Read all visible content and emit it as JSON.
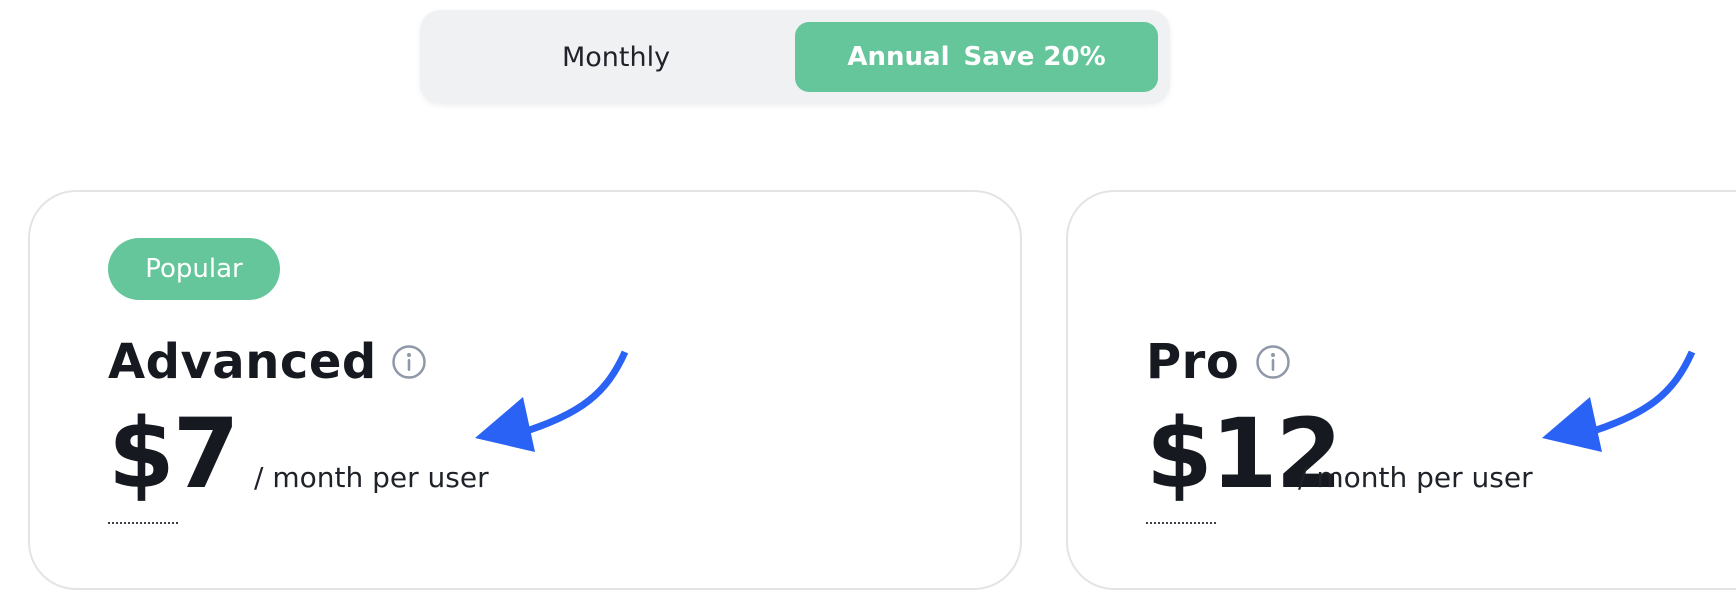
{
  "billing_toggle": {
    "monthly_label": "Monthly",
    "annual_label": "Annual",
    "annual_savings": "Save 20%",
    "selected": "Annual"
  },
  "plans": [
    {
      "badge": "Popular",
      "name": "Advanced",
      "price": "$7",
      "period": "/ month per user",
      "info_icon": "info-circle-icon"
    },
    {
      "badge": "",
      "name": "Pro",
      "price": "$12",
      "period": "/ month per user",
      "info_icon": "info-circle-icon"
    }
  ],
  "annotation": {
    "arrow_icon": "curved-arrow-icon",
    "arrow_color": "#2962f4"
  },
  "colors": {
    "accent": "#66c69b",
    "text": "#16191f",
    "toggle_bg": "#f0f1f3",
    "card_border": "#e3e4e6",
    "info_icon": "#8f98a8"
  }
}
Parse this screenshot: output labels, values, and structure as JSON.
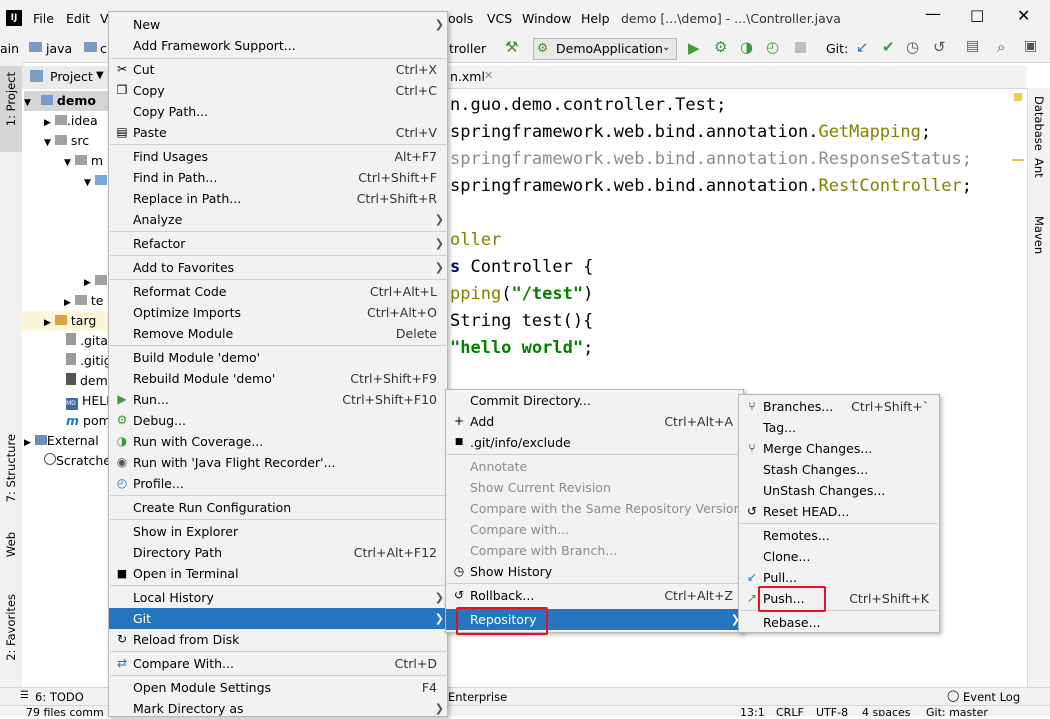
{
  "window": {
    "title": "demo [...\\demo] - ...\\Controller.java",
    "app_logo": "IJ",
    "menubar": [
      "File",
      "Edit",
      "V",
      "ools",
      "VCS",
      "Window",
      "Help"
    ]
  },
  "toolbar": {
    "breadcrumb_1": "ain",
    "breadcrumb_2": "java",
    "breadcrumb_3": "c",
    "breadcrumb_tail": "troller",
    "run_config": "DemoApplication",
    "git_label": "Git:"
  },
  "left_strip": {
    "project": "1: Project",
    "structure": "7: Structure",
    "web": "Web",
    "favorites": "2: Favorites"
  },
  "right_strip": {
    "database": "Database",
    "ant": "Ant",
    "maven": "Maven"
  },
  "project_panel": {
    "header": "Project",
    "rows": [
      "demo",
      ".idea",
      "src",
      "m",
      "",
      "",
      "",
      "",
      "te",
      "targ",
      ".gita",
      ".gitig",
      "dem",
      "HELP",
      "pom",
      "External",
      "Scratche"
    ]
  },
  "editor": {
    "tab": "n.xml",
    "lines": [
      {
        "pre": "n.guo.demo.controller.Test;",
        "ann": ""
      },
      {
        "pre": "springframework.web.bind.annotation.",
        "ann": "GetMapping",
        "post": ";"
      },
      {
        "pre": "springframework.web.bind.annotation.ResponseStatus;",
        "gray": true
      },
      {
        "pre": "springframework.web.bind.annotation.",
        "ann": "RestController",
        "post": ";"
      },
      {
        "pre": "",
        "ann": ""
      },
      {
        "ann": "oller"
      },
      {
        "kw": "s ",
        "pre": "Controller {"
      },
      {
        "ann": "pping",
        "pre": "(",
        "str": "\"/test\"",
        "post": ")"
      },
      {
        "pre": "String test(){"
      },
      {
        "str": "\"hello world\"",
        "post": ";"
      }
    ]
  },
  "context_menu": {
    "items": [
      {
        "label": "New",
        "arrow": true
      },
      {
        "label": "Add Framework Support..."
      },
      {
        "label": "Cut",
        "shortcut": "Ctrl+X",
        "icon": "scissors-icon"
      },
      {
        "label": "Copy",
        "shortcut": "Ctrl+C",
        "icon": "copy-icon"
      },
      {
        "label": "Copy Path..."
      },
      {
        "label": "Paste",
        "shortcut": "Ctrl+V",
        "icon": "paste-icon"
      },
      {
        "label": "Find Usages",
        "shortcut": "Alt+F7"
      },
      {
        "label": "Find in Path...",
        "shortcut": "Ctrl+Shift+F"
      },
      {
        "label": "Replace in Path...",
        "shortcut": "Ctrl+Shift+R"
      },
      {
        "label": "Analyze",
        "arrow": true
      },
      {
        "label": "Refactor",
        "arrow": true
      },
      {
        "label": "Add to Favorites",
        "arrow": true
      },
      {
        "label": "Reformat Code",
        "shortcut": "Ctrl+Alt+L"
      },
      {
        "label": "Optimize Imports",
        "shortcut": "Ctrl+Alt+O"
      },
      {
        "label": "Remove Module",
        "shortcut": "Delete"
      },
      {
        "label": "Build Module 'demo'"
      },
      {
        "label": "Rebuild Module 'demo'",
        "shortcut": "Ctrl+Shift+F9"
      },
      {
        "label": "Run...",
        "shortcut": "Ctrl+Shift+F10",
        "icon": "run-icon"
      },
      {
        "label": "Debug...",
        "icon": "debug-icon"
      },
      {
        "label": "Run with Coverage...",
        "icon": "coverage-icon"
      },
      {
        "label": "Run with 'Java Flight Recorder'...",
        "icon": "flight-recorder-icon"
      },
      {
        "label": "Profile...",
        "icon": "profile-icon"
      },
      {
        "label": "Create Run Configuration"
      },
      {
        "label": "Show in Explorer"
      },
      {
        "label": "Directory Path",
        "shortcut": "Ctrl+Alt+F12"
      },
      {
        "label": "Open in Terminal",
        "icon": "terminal-icon"
      },
      {
        "label": "Local History",
        "arrow": true
      },
      {
        "label": "Git",
        "arrow": true,
        "selected": true
      },
      {
        "label": "Reload from Disk",
        "icon": "reload-icon"
      },
      {
        "label": "Compare With...",
        "shortcut": "Ctrl+D",
        "icon": "compare-icon"
      },
      {
        "label": "Open Module Settings",
        "shortcut": "F4"
      },
      {
        "label": "Mark Directory as",
        "arrow": true
      }
    ]
  },
  "git_menu": {
    "items": [
      {
        "label": "Commit Directory..."
      },
      {
        "label": "Add",
        "shortcut": "Ctrl+Alt+A",
        "icon": "plus-icon"
      },
      {
        "label": ".git/info/exclude",
        "icon": "gitignore-icon"
      },
      {
        "label": "Annotate",
        "disabled": true
      },
      {
        "label": "Show Current Revision",
        "disabled": true
      },
      {
        "label": "Compare with the Same Repository Version",
        "disabled": true
      },
      {
        "label": "Compare with...",
        "disabled": true
      },
      {
        "label": "Compare with Branch...",
        "disabled": true
      },
      {
        "label": "Show History",
        "icon": "history-icon"
      },
      {
        "label": "Rollback...",
        "shortcut": "Ctrl+Alt+Z",
        "icon": "rollback-icon"
      },
      {
        "label": "Repository",
        "arrow": true,
        "selected": true
      }
    ]
  },
  "repo_menu": {
    "items": [
      {
        "label": "Branches...",
        "shortcut": "Ctrl+Shift+`",
        "icon": "branch-icon"
      },
      {
        "label": "Tag..."
      },
      {
        "label": "Merge Changes...",
        "icon": "merge-icon"
      },
      {
        "label": "Stash Changes..."
      },
      {
        "label": "UnStash Changes..."
      },
      {
        "label": "Reset HEAD...",
        "icon": "reset-icon"
      },
      {
        "label": "Remotes..."
      },
      {
        "label": "Clone..."
      },
      {
        "label": "Pull...",
        "icon": "pull-icon"
      },
      {
        "label": "Push...",
        "shortcut": "Ctrl+Shift+K",
        "icon": "push-icon"
      },
      {
        "label": "Rebase..."
      }
    ]
  },
  "bottom_bar": {
    "todo": "6: TODO",
    "enterprise": "Enterprise",
    "event_log": "Event Log"
  },
  "status_bar": {
    "left": "79 files comm",
    "position": "13:1",
    "line_sep": "CRLF",
    "encoding": "UTF-8",
    "indent": "4 spaces",
    "branch": "Git: master"
  },
  "colors": {
    "selection": "#2675bf",
    "highlight_box": "#e81123",
    "annotation": "#808000",
    "string": "#008000"
  }
}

____________

SET TASK
Copy every line that contains the string "Changes".

RESULT OF THE EXERCISE
        "label": "Merge Changes...",
        "label": "Stash Changes..."
        "label": "UnStash Changes..."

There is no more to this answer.